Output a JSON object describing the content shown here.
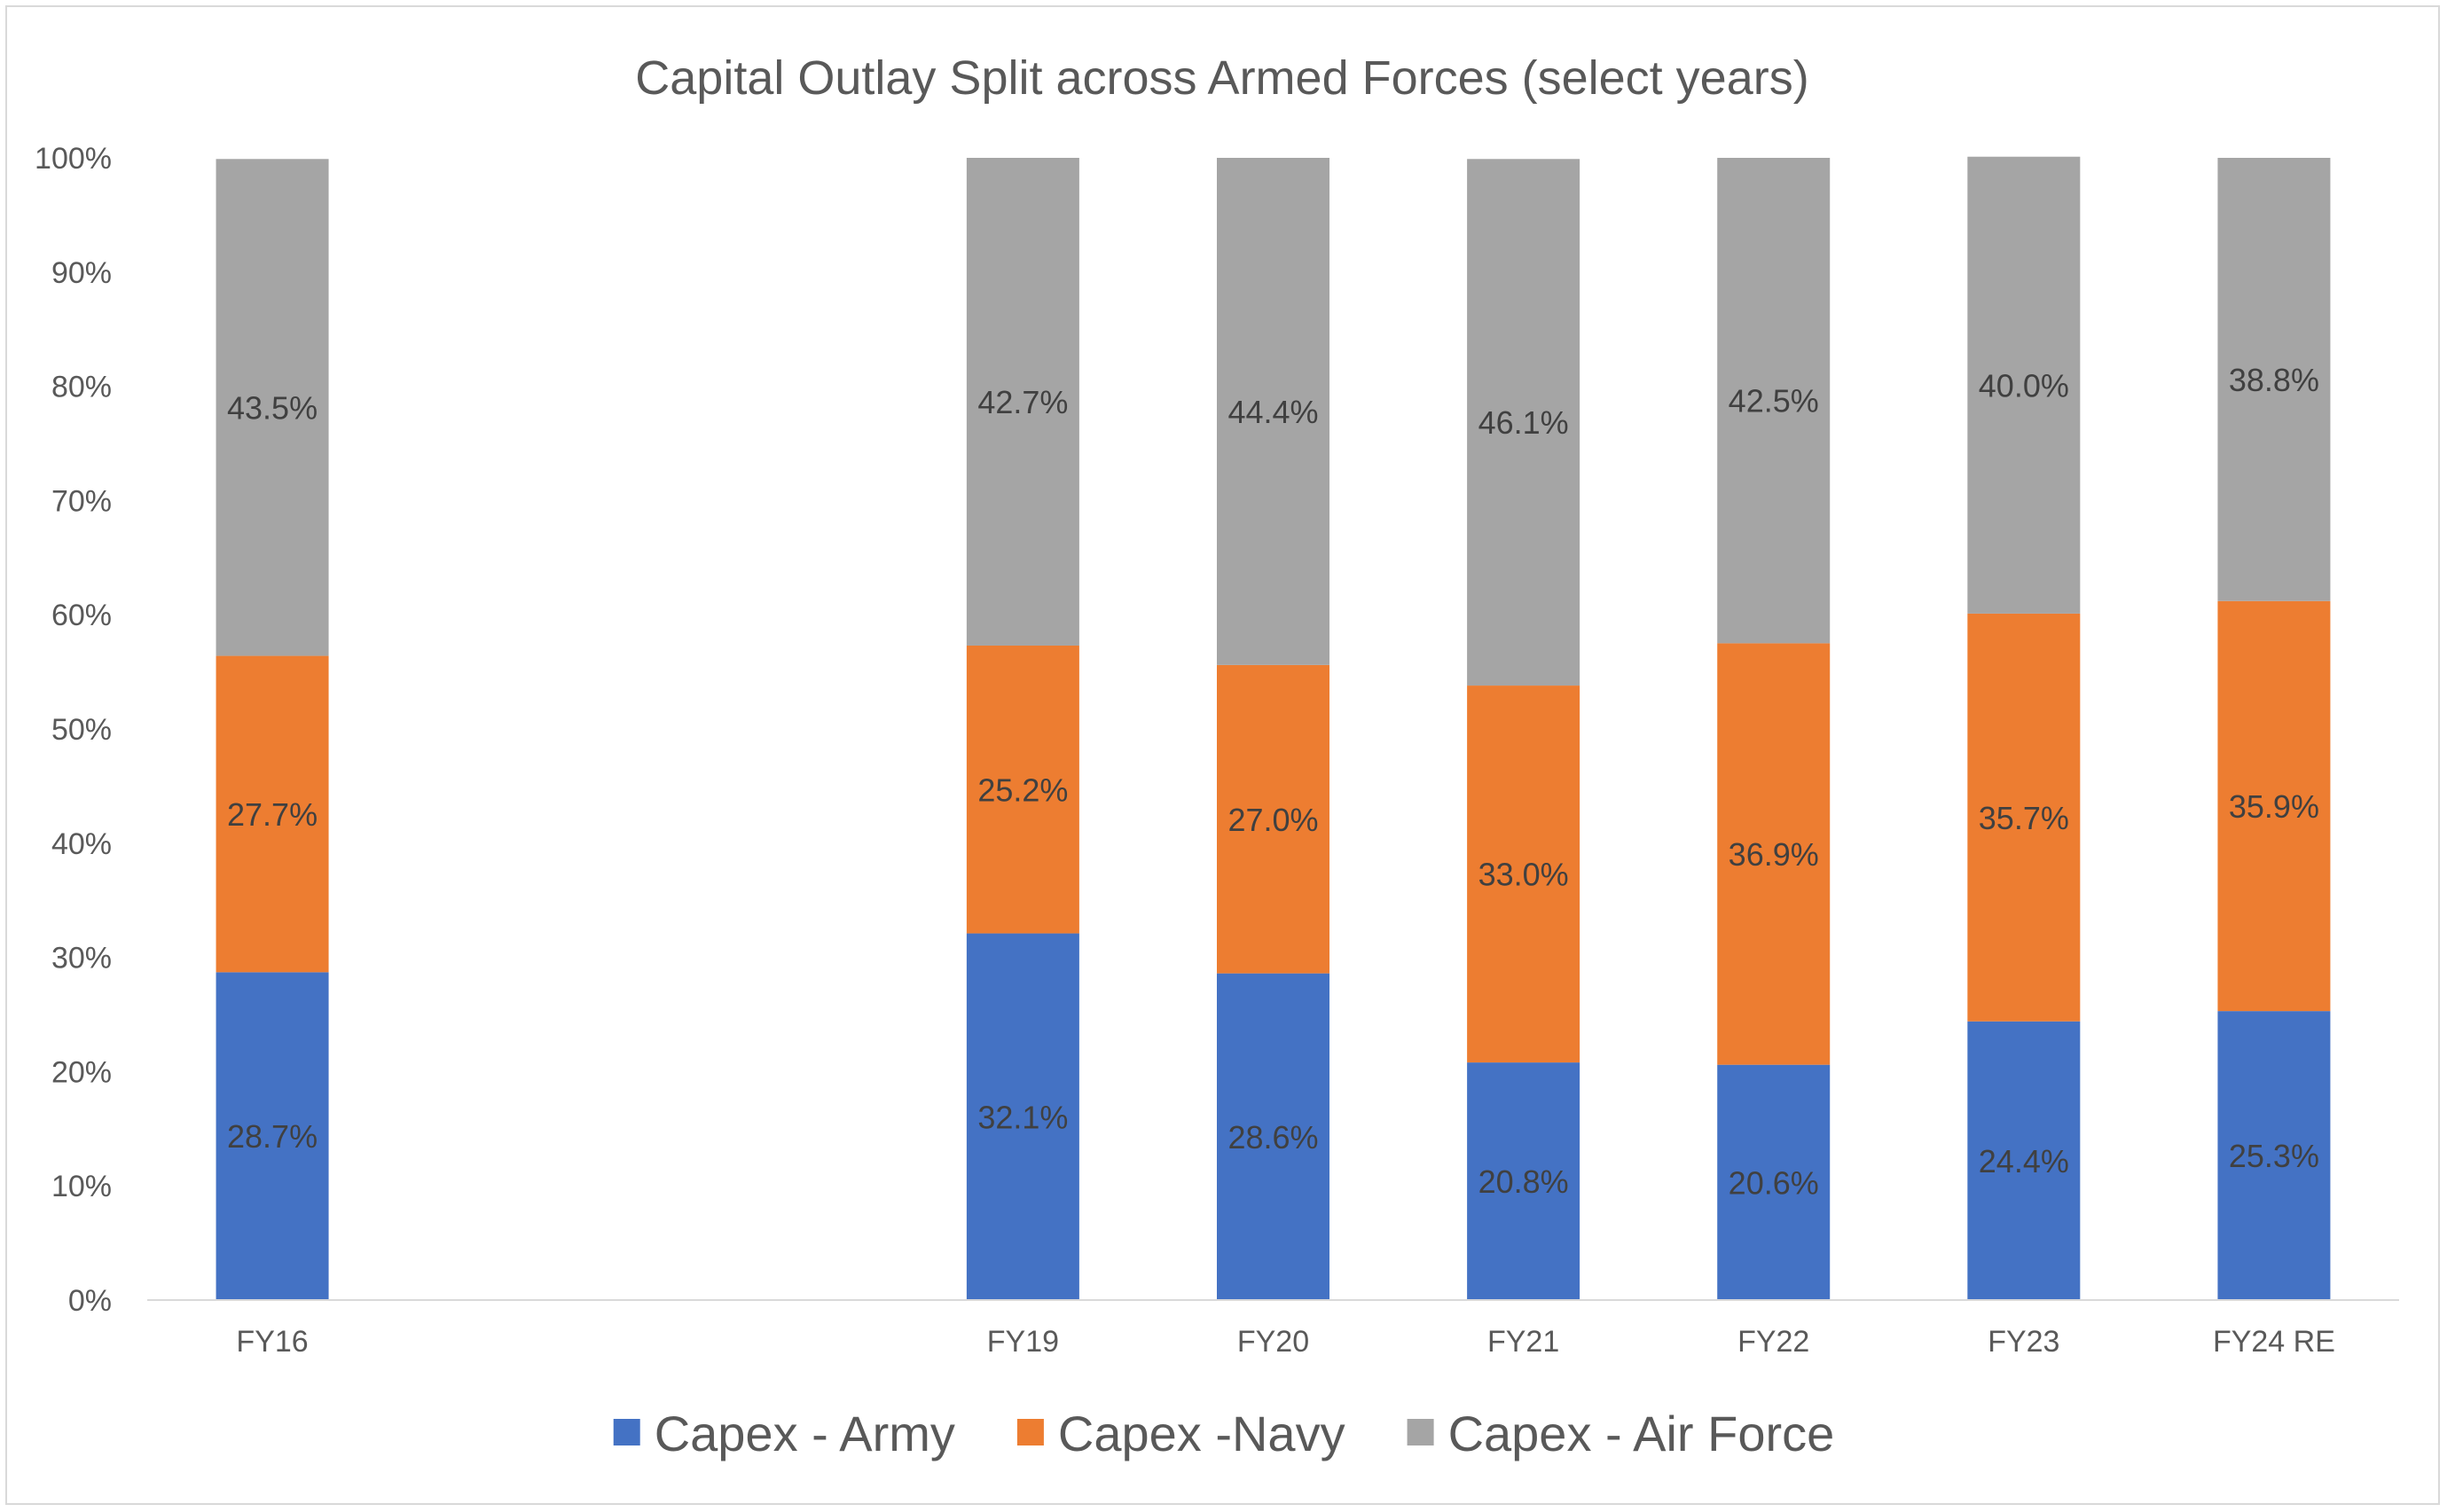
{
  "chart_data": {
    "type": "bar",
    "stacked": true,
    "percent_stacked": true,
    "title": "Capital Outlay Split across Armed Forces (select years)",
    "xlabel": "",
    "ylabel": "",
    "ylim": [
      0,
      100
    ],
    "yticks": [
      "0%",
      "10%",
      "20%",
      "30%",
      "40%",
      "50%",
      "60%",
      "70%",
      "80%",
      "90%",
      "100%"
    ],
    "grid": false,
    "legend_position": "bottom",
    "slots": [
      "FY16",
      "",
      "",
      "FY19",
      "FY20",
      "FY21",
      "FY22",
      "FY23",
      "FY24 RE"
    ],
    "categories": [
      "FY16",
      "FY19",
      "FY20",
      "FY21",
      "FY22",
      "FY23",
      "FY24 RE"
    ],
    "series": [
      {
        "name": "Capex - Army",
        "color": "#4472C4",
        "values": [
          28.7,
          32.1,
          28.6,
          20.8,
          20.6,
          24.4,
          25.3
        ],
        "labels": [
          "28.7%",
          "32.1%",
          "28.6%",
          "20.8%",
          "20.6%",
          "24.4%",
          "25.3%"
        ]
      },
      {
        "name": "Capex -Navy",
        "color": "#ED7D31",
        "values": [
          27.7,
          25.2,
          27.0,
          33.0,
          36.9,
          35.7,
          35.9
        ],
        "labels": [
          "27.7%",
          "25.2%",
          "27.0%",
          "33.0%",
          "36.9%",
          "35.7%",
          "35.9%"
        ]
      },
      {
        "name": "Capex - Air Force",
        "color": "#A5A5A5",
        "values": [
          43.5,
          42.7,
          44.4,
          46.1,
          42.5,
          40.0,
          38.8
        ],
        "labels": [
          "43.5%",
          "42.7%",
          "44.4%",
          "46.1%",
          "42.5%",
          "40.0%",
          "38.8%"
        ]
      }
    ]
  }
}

--- --- ---

◆ **Given instruction**: Repeat all the records above exactly, leaving out any pictures.

◆ **Solution to this task**:
Output a JSON object describing the content shown here.
{
  "chart_data": {
    "type": "bar",
    "stacked": true,
    "percent_stacked": true,
    "title": "Capital Outlay Split across Armed Forces (select years)",
    "xlabel": "",
    "ylabel": "",
    "ylim": [
      0,
      100
    ],
    "yticks": [
      "0%",
      "10%",
      "20%",
      "30%",
      "40%",
      "50%",
      "60%",
      "70%",
      "80%",
      "90%",
      "100%"
    ],
    "grid": false,
    "legend_position": "bottom",
    "slots": [
      "FY16",
      "",
      "",
      "FY19",
      "FY20",
      "FY21",
      "FY22",
      "FY23",
      "FY24 RE"
    ],
    "categories": [
      "FY16",
      "FY19",
      "FY20",
      "FY21",
      "FY22",
      "FY23",
      "FY24 RE"
    ],
    "series": [
      {
        "name": "Capex - Army",
        "color": "#4472C4",
        "values": [
          28.7,
          32.1,
          28.6,
          20.8,
          20.6,
          24.4,
          25.3
        ],
        "labels": [
          "28.7%",
          "32.1%",
          "28.6%",
          "20.8%",
          "20.6%",
          "24.4%",
          "25.3%"
        ]
      },
      {
        "name": "Capex -Navy",
        "color": "#ED7D31",
        "values": [
          27.7,
          25.2,
          27.0,
          33.0,
          36.9,
          35.7,
          35.9
        ],
        "labels": [
          "27.7%",
          "25.2%",
          "27.0%",
          "33.0%",
          "36.9%",
          "35.7%",
          "35.9%"
        ]
      },
      {
        "name": "Capex - Air Force",
        "color": "#A5A5A5",
        "values": [
          43.5,
          42.7,
          44.4,
          46.1,
          42.5,
          40.0,
          38.8
        ],
        "labels": [
          "43.5%",
          "42.7%",
          "44.4%",
          "46.1%",
          "42.5%",
          "40.0%",
          "38.8%"
        ]
      }
    ]
  }
}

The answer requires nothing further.